Page extract:
The same day a federal judge in Florida struck down ObamaCare as unconstitutional, North Carolina Democrats assembled at the Legislative Building in Raleigh to assail a GOP-led effort to exempt state residents from the law’s most controversial aspect — the individual mandate.
The bill would allow residents to opt out of the law’s requirement that every American purchase health insurance by 2014, or face penalties. It also would compel Attorney General Roy Cooper, a Democrat, to join a multi-state lawsuit challenging the constitutionality of the health insurance reforms.
A House Judiciary Committee voted largely along part lines Jan. 27 to pass the measure. Sponsors say the bill will be debated on the full House floor Wednesday.
At the press conference Jan. 31, Democrats complained that Republicans — the majority party for the first time since the 19th century — are rushing the bill through and haven’t allowed the minority party enough input in the debate
Rep. Verla Insko, D-Orange, said the GOP opt-out bill would create “unnecessary costs and unintended consequences.” In contrast, the reforms passed by Congress last year, she said, would provide health insurance to 1 million currently uninsured Tar Heel State residents.
“That’s going to create an enormous number of jobs in the health care industry,” Insko said. “It will create the need for more drug stores, more pharmaceutical employees, for more allied health care professionals. It’ll increase the enrollment in our community colleges … So it is a job creating bill, it is not a job killing bill.”
In response, Rep. Tom Murry, a Wake County Republican and a primary sponsor of the opt-out bill, said there are many examples of companies that will have to lay off workers to comply with the individual mandate.
“Individuals and businesses are looking at their financial house today and planning for the 2014 individual mandate, and are cutting back in order to comply,” Murry said. “That’s not going to help our economic development.”

Available data:
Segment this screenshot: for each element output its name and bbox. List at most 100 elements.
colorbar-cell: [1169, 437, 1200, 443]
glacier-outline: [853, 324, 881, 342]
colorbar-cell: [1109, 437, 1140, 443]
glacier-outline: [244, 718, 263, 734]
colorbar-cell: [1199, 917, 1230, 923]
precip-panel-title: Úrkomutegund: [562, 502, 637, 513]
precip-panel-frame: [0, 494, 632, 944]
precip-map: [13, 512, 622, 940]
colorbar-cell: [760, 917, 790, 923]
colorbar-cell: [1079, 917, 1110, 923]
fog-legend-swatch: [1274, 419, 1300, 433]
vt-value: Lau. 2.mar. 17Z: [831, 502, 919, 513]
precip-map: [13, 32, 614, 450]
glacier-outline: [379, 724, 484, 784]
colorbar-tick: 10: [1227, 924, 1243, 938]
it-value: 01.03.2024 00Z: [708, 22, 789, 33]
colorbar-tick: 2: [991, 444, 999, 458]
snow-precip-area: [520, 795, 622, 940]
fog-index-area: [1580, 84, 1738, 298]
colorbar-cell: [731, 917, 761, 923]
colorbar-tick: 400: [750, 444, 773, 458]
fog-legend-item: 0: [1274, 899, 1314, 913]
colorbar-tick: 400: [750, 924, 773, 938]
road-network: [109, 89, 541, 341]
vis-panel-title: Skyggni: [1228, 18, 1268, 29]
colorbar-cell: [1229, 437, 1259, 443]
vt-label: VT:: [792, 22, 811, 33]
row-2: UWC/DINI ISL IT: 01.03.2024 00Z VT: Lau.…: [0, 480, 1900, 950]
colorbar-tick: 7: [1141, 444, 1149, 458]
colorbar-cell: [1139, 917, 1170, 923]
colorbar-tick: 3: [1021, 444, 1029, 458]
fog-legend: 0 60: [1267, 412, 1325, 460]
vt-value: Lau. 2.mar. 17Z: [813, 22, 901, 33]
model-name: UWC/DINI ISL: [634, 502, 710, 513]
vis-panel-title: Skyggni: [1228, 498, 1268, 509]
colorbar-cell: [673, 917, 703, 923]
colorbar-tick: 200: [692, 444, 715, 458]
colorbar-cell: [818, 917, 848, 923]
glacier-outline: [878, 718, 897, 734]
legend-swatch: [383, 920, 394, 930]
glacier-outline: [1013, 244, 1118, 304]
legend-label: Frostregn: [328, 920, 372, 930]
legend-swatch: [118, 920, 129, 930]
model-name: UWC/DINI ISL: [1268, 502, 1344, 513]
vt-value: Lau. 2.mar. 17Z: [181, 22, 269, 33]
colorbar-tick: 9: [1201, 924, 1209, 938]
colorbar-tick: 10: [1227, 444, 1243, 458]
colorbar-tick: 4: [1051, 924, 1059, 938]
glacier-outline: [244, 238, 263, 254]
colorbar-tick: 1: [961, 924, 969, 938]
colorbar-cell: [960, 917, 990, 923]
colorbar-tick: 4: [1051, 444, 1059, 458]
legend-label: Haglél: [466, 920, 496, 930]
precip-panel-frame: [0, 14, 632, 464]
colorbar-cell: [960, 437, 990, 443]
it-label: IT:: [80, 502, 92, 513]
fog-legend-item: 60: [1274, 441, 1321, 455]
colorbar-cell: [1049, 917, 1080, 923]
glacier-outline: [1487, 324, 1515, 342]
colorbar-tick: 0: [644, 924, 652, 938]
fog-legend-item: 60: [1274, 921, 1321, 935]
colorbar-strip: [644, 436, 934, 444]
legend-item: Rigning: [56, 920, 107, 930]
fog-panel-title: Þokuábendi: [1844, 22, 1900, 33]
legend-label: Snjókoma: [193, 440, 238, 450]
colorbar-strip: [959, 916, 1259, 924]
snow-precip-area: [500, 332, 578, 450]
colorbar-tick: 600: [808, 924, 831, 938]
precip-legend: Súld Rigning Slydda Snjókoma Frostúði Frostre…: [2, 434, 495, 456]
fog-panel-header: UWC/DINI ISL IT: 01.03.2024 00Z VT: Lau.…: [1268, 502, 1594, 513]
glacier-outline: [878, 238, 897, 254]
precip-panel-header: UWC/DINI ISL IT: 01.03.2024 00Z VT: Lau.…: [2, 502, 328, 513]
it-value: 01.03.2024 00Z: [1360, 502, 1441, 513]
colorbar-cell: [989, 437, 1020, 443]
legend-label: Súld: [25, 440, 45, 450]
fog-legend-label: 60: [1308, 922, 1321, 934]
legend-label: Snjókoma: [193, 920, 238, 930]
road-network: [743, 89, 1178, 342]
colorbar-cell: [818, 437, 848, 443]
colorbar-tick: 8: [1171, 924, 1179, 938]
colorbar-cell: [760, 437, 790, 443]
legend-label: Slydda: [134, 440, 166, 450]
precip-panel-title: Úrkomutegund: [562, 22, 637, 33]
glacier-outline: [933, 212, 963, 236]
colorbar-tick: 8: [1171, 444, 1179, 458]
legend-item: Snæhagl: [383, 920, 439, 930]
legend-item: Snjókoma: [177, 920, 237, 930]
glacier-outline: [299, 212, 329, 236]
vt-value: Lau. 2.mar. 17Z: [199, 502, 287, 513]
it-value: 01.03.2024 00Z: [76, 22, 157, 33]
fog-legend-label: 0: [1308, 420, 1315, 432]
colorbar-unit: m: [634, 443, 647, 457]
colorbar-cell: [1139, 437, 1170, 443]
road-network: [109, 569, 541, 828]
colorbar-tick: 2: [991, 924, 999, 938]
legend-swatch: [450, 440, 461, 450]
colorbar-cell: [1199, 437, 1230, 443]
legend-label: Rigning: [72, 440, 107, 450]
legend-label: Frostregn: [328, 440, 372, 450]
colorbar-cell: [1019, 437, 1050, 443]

Task set:
1. Answer these questions from the article on North Carolina's health insurance opt-out bill.
(a) Which official would the bill compel to join a multi-state lawsuit?
(b) According to Rep. Verla Insko, how many currently uninsured residents would the reforms passed by Congress provide with health insurance?
(c) Which county is Rep. Tom Murry from?
2. Write the next part of the article on North Carolina's health insurance opt-out bill, starting after Murry's remark about economic development.
The data is not needed for what follows.

Results in order:
1.
(a) Attorney General Roy Cooper.
(b) One million.
(c) Wake County.

2.
Charles van der Horst, a professor of medicine and infectious disease at the UNC School of Medicine, also spoke at the press conference. He compared the individual mandate to car insurance.
“Many people say you can’t require someone to buy insurance,” he said. “Well, we require people to get car insurance. If they don’t have car insurance, and they get in an accident, what happens? It goes on your insurance.”
Critics point out, however, that one is not required to drive or own a car, and those who don’t are not required to purchase auto insurance.
Two recent polls indicate that a majority of North Carolinians continue to support a full or partial repeal. Fifty-four percent of voters say all or part of the law should be rescinded, according to a Jan. 31 poll from the Democratic-aligned Public Policy Polling.
The same day, the conservative Civitas Institute released a poll showing that 63 percent of North Carolinians support legislation allowing patients to opt out of the health care law.
Florida District Court Judge Roger Vinson ruled Jan. 31 that ObamaCare’s individual mandate is unconstitutional. Because the individual mandate is not severable from the rest of the act, the judge ruled, the entire law must be scrapped.
David N. Bass is an associate editor of Carolina Journal.